Given entries:
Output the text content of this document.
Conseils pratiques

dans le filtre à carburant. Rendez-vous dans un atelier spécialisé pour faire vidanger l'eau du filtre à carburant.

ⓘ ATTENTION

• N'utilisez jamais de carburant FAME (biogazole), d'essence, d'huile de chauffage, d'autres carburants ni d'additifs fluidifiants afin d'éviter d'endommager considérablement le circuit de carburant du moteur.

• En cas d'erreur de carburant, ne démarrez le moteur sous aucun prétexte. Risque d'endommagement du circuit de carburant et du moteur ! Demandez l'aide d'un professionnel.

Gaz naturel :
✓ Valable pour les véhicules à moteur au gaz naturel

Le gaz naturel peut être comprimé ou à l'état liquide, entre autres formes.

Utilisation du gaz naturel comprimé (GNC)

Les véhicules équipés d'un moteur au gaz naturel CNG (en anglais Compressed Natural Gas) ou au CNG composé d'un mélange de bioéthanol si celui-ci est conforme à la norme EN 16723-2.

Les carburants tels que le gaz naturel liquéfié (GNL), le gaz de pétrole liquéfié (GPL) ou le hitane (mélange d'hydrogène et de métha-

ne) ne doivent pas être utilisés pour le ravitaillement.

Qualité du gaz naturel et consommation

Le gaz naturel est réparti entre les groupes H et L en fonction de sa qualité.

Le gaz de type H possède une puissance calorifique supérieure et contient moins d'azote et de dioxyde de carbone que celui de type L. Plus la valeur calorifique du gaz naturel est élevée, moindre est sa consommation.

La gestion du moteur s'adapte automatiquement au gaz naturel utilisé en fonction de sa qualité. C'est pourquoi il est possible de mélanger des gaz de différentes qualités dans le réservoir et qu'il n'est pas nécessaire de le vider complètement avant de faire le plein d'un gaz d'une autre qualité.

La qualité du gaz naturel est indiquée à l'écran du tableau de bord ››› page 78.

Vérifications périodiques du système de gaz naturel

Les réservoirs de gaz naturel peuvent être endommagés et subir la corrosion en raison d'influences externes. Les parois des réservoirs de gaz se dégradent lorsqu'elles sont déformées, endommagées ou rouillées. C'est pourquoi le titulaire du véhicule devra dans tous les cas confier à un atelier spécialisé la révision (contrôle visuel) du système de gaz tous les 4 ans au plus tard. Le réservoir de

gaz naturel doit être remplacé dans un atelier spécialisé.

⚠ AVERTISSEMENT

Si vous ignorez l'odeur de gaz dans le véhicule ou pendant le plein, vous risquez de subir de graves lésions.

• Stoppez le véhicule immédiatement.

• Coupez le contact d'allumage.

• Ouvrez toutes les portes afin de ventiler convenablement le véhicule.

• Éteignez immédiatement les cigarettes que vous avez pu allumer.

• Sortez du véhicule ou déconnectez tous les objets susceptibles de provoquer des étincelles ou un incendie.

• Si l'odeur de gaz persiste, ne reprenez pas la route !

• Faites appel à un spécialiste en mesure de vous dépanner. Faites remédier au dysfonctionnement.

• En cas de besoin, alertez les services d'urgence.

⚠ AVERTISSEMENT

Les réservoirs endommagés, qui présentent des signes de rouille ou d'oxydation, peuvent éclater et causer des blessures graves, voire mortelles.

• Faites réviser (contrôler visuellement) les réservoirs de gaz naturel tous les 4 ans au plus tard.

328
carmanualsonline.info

Task requirements:
Transcribe the whole listing with nothing added or left out.

Expected output:
Output the text content of this document.
Conseils pratiques

dans le filtre à carburant. Rendez-vous dans un atelier spécialisé pour faire vidanger l'eau du filtre à carburant.

ⓘ ATTENTION

• N'utilisez jamais de carburant FAME (biogazole), d'essence, d'huile de chauffage, d'autres carburants ni d'additifs fluidifiants afin d'éviter d'endommager considérablement le circuit de carburant du moteur.

• En cas d'erreur de carburant, ne démarrez le moteur sous aucun prétexte. Risque d'endommagement du circuit de carburant et du moteur ! Demandez l'aide d'un professionnel.

Gaz naturel :
✓ Valable pour les véhicules à moteur au gaz naturel

Le gaz naturel peut être comprimé ou à l'état liquide, entre autres formes.

Utilisation du gaz naturel comprimé (GNC)

Les véhicules équipés d'un moteur au gaz naturel CNG (en anglais Compressed Natural Gas) ou au CNG composé d'un mélange de bioéthanol si celui-ci est conforme à la norme EN 16723-2.

Les carburants tels que le gaz naturel liquéfié (GNL), le gaz de pétrole liquéfié (GPL) ou le hitane (mélange d'hydrogène et de métha-

ne) ne doivent pas être utilisés pour le ravitaillement.

Qualité du gaz naturel et consommation

Le gaz naturel est réparti entre les groupes H et L en fonction de sa qualité.

Le gaz de type H possède une puissance calorifique supérieure et contient moins d'azote et de dioxyde de carbone que celui de type L. Plus la valeur calorifique du gaz naturel est élevée, moindre est sa consommation.

La gestion du moteur s'adapte automatiquement au gaz naturel utilisé en fonction de sa qualité. C'est pourquoi il est possible de mélanger des gaz de différentes qualités dans le réservoir et qu'il n'est pas nécessaire de le vider complètement avant de faire le plein d'un gaz d'une autre qualité.

La qualité du gaz naturel est indiquée à l'écran du tableau de bord ››› page 78.

Vérifications périodiques du système de gaz naturel

Les réservoirs de gaz naturel peuvent être endommagés et subir la corrosion en raison d'influences externes. Les parois des réservoirs de gaz se dégradent lorsqu'elles sont déformées, endommagées ou rouillées. C'est pourquoi le titulaire du véhicule devra dans tous les cas confier à un atelier spécialisé la révision (contrôle visuel) du système de gaz tous les 4 ans au plus tard. Le réservoir de

gaz naturel doit être remplacé dans un atelier spécialisé.

⚠ AVERTISSEMENT

Si vous ignorez l'odeur de gaz dans le véhicule ou pendant le plein, vous risquez de subir de graves lésions.

• Stoppez le véhicule immédiatement.

• Coupez le contact d'allumage.

• Ouvrez toutes les portes afin de ventiler convenablement le véhicule.

• Éteignez immédiatement les cigarettes que vous avez pu allumer.

• Sortez du véhicule ou déconnectez tous les objets susceptibles de provoquer des étincelles ou un incendie.

• Si l'odeur de gaz persiste, ne reprenez pas la route !

• Faites appel à un spécialiste en mesure de vous dépanner. Faites remédier au dysfonctionnement.

• En cas de besoin, alertez les services d'urgence.

⚠ AVERTISSEMENT

Les réservoirs endommagés, qui présentent des signes de rouille ou d'oxydation, peuvent éclater et causer des blessures graves, voire mortelles.

• Faites réviser (contrôler visuellement) les réservoirs de gaz naturel tous les 4 ans au plus tard.

328
carmanualsonline.info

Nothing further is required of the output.